** begin MATERIAL FOR THE TASK **

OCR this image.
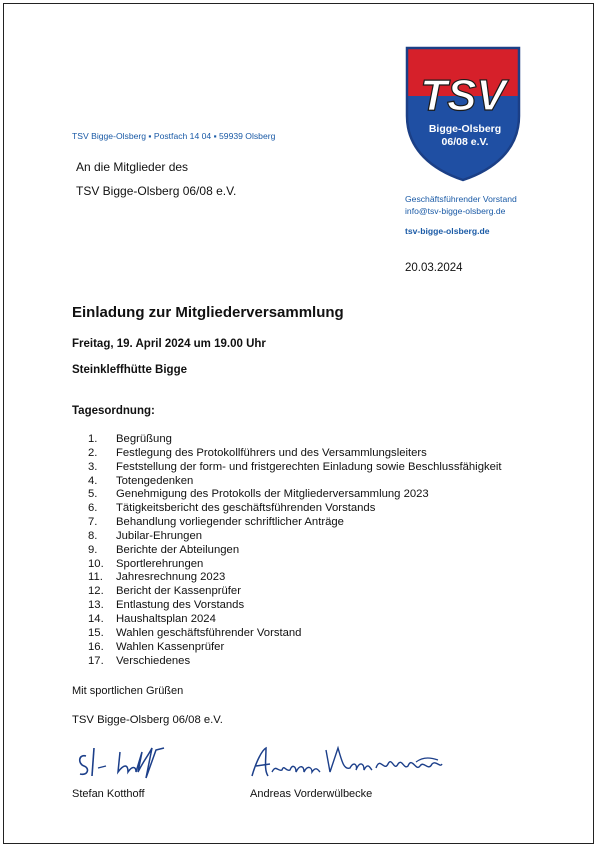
TSV Bigge-Olsberg ▪ Postfach 14 04 ▪ 59939 Olsberg
An die Mitglieder des
TSV Bigge-Olsberg 06/08 e.V.
TSV
Bigge-Olsberg
06/08 e.V.
Geschäftsführender Vorstand
info@tsv-bigge-olsberg.de
tsv-bigge-olsberg.de
20.03.2024
Einladung zur Mitgliederversammlung
Freitag, 19. April 2024 um 19.00 Uhr
Steinkleffhütte Bigge
Tagesordnung:
1. Begrüßung
2. Festlegung des Protokollführers und des Versammlungsleiters
3. Feststellung der form- und fristgerechten Einladung sowie Beschlussfähigkeit
4. Totengedenken
5. Genehmigung des Protokolls der Mitgliederversammlung 2023
6. Tätigkeitsbericht des geschäftsführenden Vorstands
7. Behandlung vorliegender schriftlicher Anträge
8. Jubilar-Ehrungen
9. Berichte der Abteilungen
10. Sportlerehrungen
11. Jahresrechnung 2023
12. Bericht der Kassenprüfer
13. Entlastung des Vorstands
14. Haushaltsplan 2024
15. Wahlen geschäftsführender Vorstand
16. Wahlen Kassenprüfer
17. Verschiedenes
Mit sportlichen Grüßen
TSV Bigge-Olsberg 06/08 e.V.
Stefan Kotthoff	Andreas Vorderwülbecke
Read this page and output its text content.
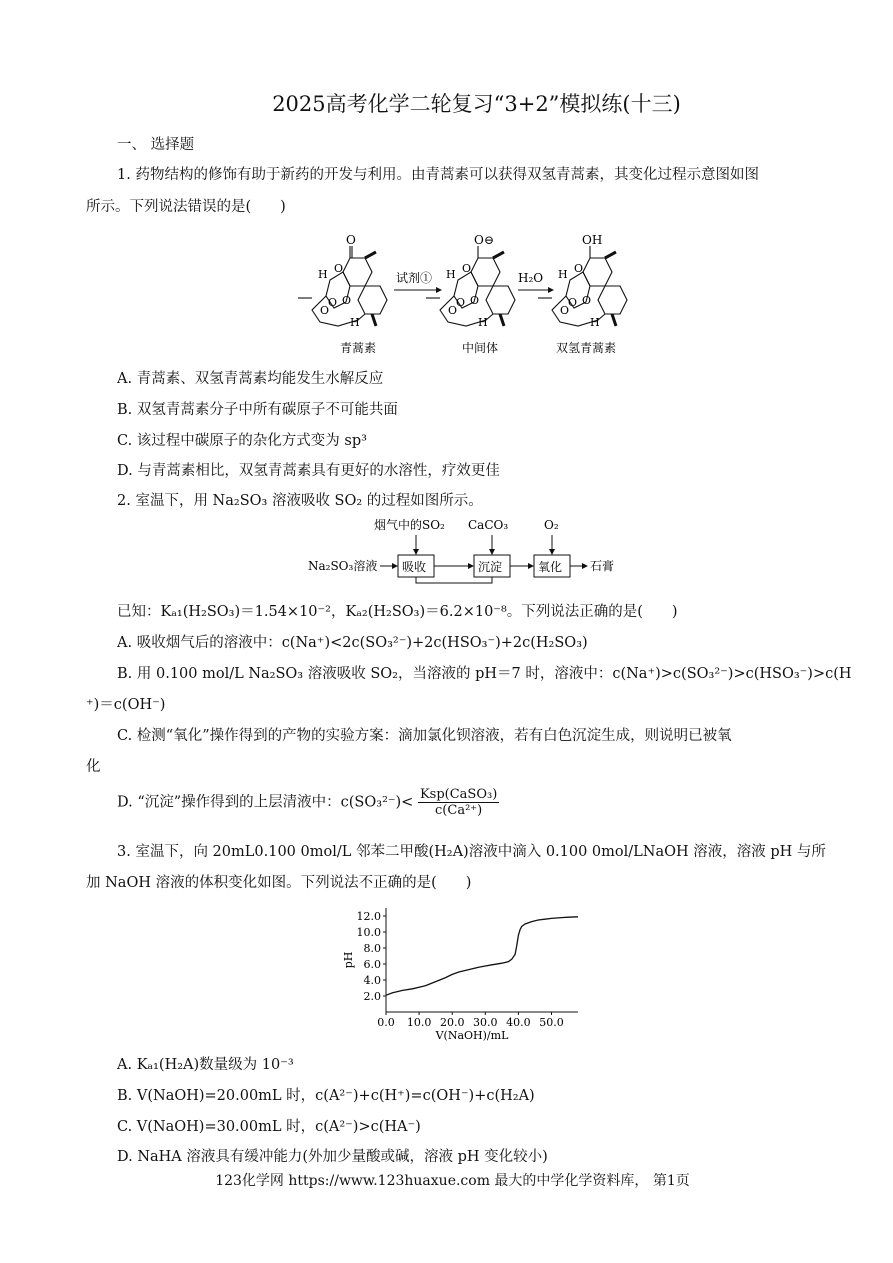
2025高考化学二轮复习“3+2”模拟练(十三)
一、 选择题
1. 药物结构的修饰有助于新药的开发与利用。由青蒿素可以获得双氢青蒿素，其变化过程示意图如图
所示。下列说法错误的是(　　)
O
O
H
O O
O
H
青蒿素
试剂①
O⊖
O
H
O O
O
H
中间体
H₂O
OH
O
H
O O
O
H
双氢青蒿素
A. 青蒿素、双氢青蒿素均能发生水解反应
B. 双氢青蒿素分子中所有碳原子不可能共面
C. 该过程中碳原子的杂化方式变为 sp³
D. 与青蒿素相比，双氢青蒿素具有更好的水溶性，疗效更佳
2. 室温下，用 Na₂SO₃ 溶液吸收 SO₂ 的过程如图所示。
Na₂SO₃溶液 吸收	沉淀	氧化 石膏
烟气中的SO₂ CaCO₃	O₂
已知：Kₐ₁(H₂SO₃)＝1.54×10⁻²，Kₐ₂(H₂SO₃)＝6.2×10⁻⁸。下列说法正确的是(　　)
A. 吸收烟气后的溶液中：c(Na⁺)<2c(SO₃²⁻)+2c(HSO₃⁻)+2c(H₂SO₃)
B. 用 0.100 mol/L Na₂SO₃ 溶液吸收 SO₂，当溶液的 pH＝7 时，溶液中：c(Na⁺)>c(SO₃²⁻)>c(HSO₃⁻)>c(H
⁺)＝c(OH⁻)
C. 检测“氧化”操作得到的产物的实验方案：滴加氯化钡溶液，若有白色沉淀生成，则说明已被氧
化
D. “沉淀”操作得到的上层清液中：$c(SO_3^{2-})< \frac{\text{Ksp(CaSO₃)}}{\text{c(Ca²⁺)}}$
3. 室温下，向 20mL0.100 0mol/L 邻苯二甲酸(H₂A)溶液中滴入 0.100 0mol/LNaOH 溶液，溶液 pH 与所
加 NaOH 溶液的体积变化如图。下列说法不正确的是(　　)
0.0 10.0 20.0 30.0 40.0 50.0
2.0
4.0
6.0
8.0
10.0
12.0
V(NaOH)/mL
pH
A. Kₐ₁(H₂A)数量级为 10⁻³
B. V(NaOH)=20.00mL 时，c(A²⁻)+c(H⁺)=c(OH⁻)+c(H₂A)
C. V(NaOH)=30.00mL 时，c(A²⁻)>c(HA⁻)
D. NaHA 溶液具有缓冲能力(外加少量酸或碱，溶液 pH 变化较小)
123化学网 https://www.123huaxue.com 最大的中学化学资料库， 第1页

** end MATERIAL FOR THE TASK **

▶ _WORK REQUIRED_:
Establish how many lines of the records contain the string "Mitgliederversammlung" and state that number without elaboration.

▶ _SOLUTION_:
2